*Visual layout annotation data*

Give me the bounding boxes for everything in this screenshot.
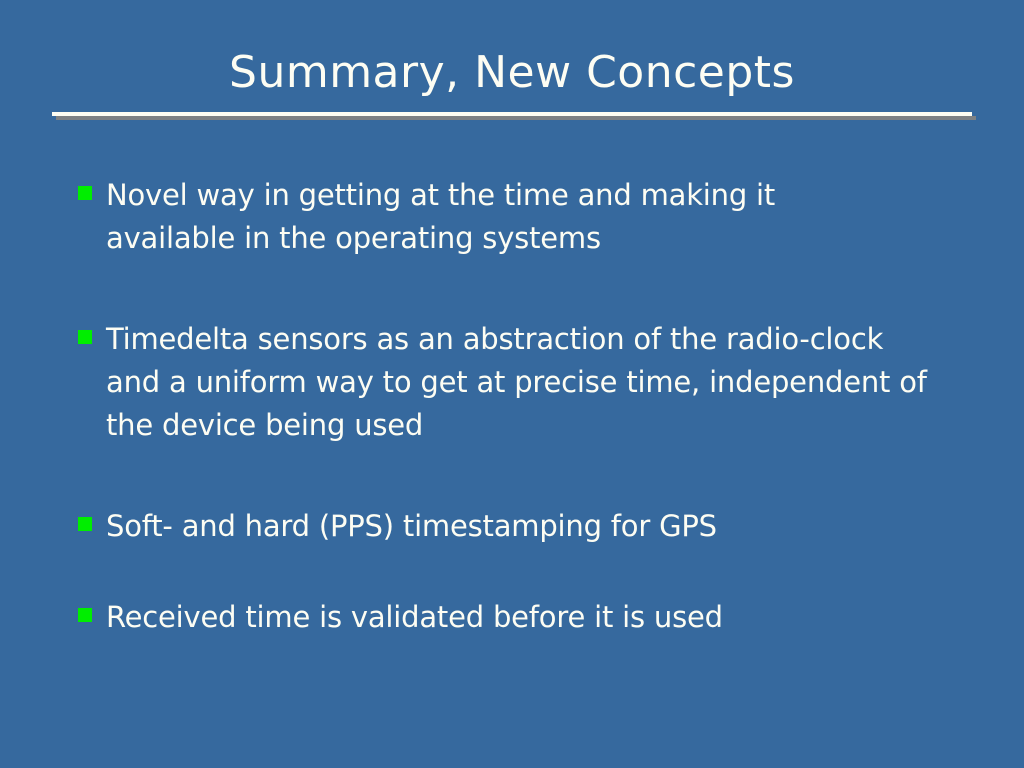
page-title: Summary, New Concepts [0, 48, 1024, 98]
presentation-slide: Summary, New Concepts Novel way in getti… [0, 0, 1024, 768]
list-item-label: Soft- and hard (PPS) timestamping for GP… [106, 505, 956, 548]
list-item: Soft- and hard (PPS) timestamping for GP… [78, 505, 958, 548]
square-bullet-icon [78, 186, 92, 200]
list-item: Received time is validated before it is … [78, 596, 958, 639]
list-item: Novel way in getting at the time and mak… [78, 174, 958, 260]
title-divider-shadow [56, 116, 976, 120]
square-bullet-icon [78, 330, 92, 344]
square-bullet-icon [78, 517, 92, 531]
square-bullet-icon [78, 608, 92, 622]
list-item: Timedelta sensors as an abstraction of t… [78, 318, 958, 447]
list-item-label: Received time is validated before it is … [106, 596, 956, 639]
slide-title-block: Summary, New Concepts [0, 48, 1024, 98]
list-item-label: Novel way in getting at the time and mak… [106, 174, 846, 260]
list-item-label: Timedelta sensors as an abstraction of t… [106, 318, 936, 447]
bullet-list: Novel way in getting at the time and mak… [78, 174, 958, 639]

*Given request*
Format every line of the records above as a Markdown table with the columns "Row" and "Line", skipping blank lines. Leave the pictures out of the table.

*Result*
| Row | Line |
|---|---|
| 1 | Give me the bounding boxes for everything in this screenshot. |
| 2 | page-title: Summary, New Concepts [0, 48, 1024, 98] |
| 3 | presentation-slide: Summary, New Concepts Novel way in getti… [0, 0, 1024, 768] |
| 4 | list-item-label: Soft- and hard (PPS) timestamping for GP… [106, 505, 956, 548] |
| 5 | list-item: Soft- and hard (PPS) timestamping for GP… [78, 505, 958, 548] |
| 6 | square-bullet-icon [78, 186, 92, 200] |
| 7 | list-item: Received time is validated before it is … [78, 596, 958, 639] |
| 8 | list-item: Novel way in getting at the time and mak… [78, 174, 958, 260] |
| 9 | title-divider-shadow [56, 116, 976, 120] |
| 10 | square-bullet-icon [78, 330, 92, 344] |
| 11 | square-bullet-icon [78, 517, 92, 531] |
| 12 | square-bullet-icon [78, 608, 92, 622] |
| 13 | list-item: Timedelta sensors as an abstraction of t… [78, 318, 958, 447] |
| 14 | list-item-label: Received time is validated before it is … [106, 596, 956, 639] |
| 15 | slide-title-block: Summary, New Concepts [0, 48, 1024, 98] |
| 16 | list-item-label: Novel way in getting at the time and mak… [106, 174, 846, 260] |
| 17 | list-item-label: Timedelta sensors as an abstraction of t… [106, 318, 936, 447] |
| 18 | bullet-list: Novel way in getting at the time and mak… [78, 174, 958, 639] |